THE TASK: Return the records that follow, matching each one exactly.

PROVIDED MATERIAL:
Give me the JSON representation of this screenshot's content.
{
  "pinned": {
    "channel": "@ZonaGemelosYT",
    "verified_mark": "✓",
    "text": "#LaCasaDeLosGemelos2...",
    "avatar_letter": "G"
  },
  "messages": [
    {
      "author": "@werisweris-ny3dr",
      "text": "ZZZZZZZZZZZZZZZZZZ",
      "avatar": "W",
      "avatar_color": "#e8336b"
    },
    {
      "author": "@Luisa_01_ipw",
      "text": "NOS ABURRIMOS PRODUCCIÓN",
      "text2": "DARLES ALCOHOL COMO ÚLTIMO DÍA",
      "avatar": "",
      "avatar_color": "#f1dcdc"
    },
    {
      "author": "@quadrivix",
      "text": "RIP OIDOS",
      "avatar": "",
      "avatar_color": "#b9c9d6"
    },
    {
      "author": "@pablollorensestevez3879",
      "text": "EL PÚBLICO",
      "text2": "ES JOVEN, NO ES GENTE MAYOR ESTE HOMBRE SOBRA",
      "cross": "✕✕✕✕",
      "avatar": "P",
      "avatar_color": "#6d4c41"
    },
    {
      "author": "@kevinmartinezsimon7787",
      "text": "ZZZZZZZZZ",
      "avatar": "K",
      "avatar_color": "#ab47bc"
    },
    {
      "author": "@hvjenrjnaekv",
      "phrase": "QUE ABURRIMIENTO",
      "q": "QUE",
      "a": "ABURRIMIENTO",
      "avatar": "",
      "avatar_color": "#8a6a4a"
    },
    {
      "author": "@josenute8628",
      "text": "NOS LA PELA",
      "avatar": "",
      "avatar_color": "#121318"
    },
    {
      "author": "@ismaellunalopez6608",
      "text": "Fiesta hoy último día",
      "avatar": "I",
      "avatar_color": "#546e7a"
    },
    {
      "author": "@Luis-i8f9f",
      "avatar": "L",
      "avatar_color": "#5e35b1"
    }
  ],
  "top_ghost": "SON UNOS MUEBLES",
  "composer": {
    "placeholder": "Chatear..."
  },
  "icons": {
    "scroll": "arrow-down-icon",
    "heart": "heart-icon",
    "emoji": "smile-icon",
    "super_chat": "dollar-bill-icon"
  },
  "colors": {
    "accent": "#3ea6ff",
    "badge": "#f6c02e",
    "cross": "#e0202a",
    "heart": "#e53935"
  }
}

RESPONSE:
Give me the JSON representation of this screenshot's content.
{
  "pinned": {
    "channel": "@ZonaGemelosYT",
    "verified_mark": "✓",
    "text": "#LaCasaDeLosGemelos2...",
    "avatar_letter": "G"
  },
  "messages": [
    {
      "author": "@werisweris-ny3dr",
      "text": "ZZZZZZZZZZZZZZZZZZ",
      "avatar": "W",
      "avatar_color": "#e8336b"
    },
    {
      "author": "@Luisa_01_ipw",
      "text": "NOS ABURRIMOS PRODUCCIÓN",
      "text2": "DARLES ALCOHOL COMO ÚLTIMO DÍA",
      "avatar": "",
      "avatar_color": "#f1dcdc"
    },
    {
      "author": "@quadrivix",
      "text": "RIP OIDOS",
      "avatar": "",
      "avatar_color": "#b9c9d6"
    },
    {
      "author": "@pablollorensestevez3879",
      "text": "EL PÚBLICO",
      "text2": "ES JOVEN, NO ES GENTE MAYOR ESTE HOMBRE SOBRA",
      "cross": "✕✕✕✕",
      "avatar": "P",
      "avatar_color": "#6d4c41"
    },
    {
      "author": "@kevinmartinezsimon7787",
      "text": "ZZZZZZZZZ",
      "avatar": "K",
      "avatar_color": "#ab47bc"
    },
    {
      "author": "@hvjenrjnaekv",
      "phrase": "QUE ABURRIMIENTO",
      "q": "QUE",
      "a": "ABURRIMIENTO",
      "avatar": "",
      "avatar_color": "#8a6a4a"
    },
    {
      "author": "@josenute8628",
      "text": "NOS LA PELA",
      "avatar": "",
      "avatar_color": "#121318"
    },
    {
      "author": "@ismaellunalopez6608",
      "text": "Fiesta hoy último día",
      "avatar": "I",
      "avatar_color": "#546e7a"
    },
    {
      "author": "@Luis-i8f9f",
      "avatar": "L",
      "avatar_color": "#5e35b1"
    }
  ],
  "top_ghost": "SON UNOS MUEBLES",
  "composer": {
    "placeholder": "Chatear..."
  },
  "icons": {
    "scroll": "arrow-down-icon",
    "heart": "heart-icon",
    "emoji": "smile-icon",
    "super_chat": "dollar-bill-icon"
  },
  "colors": {
    "accent": "#3ea6ff",
    "badge": "#f6c02e",
    "cross": "#e0202a",
    "heart": "#e53935"
  }
}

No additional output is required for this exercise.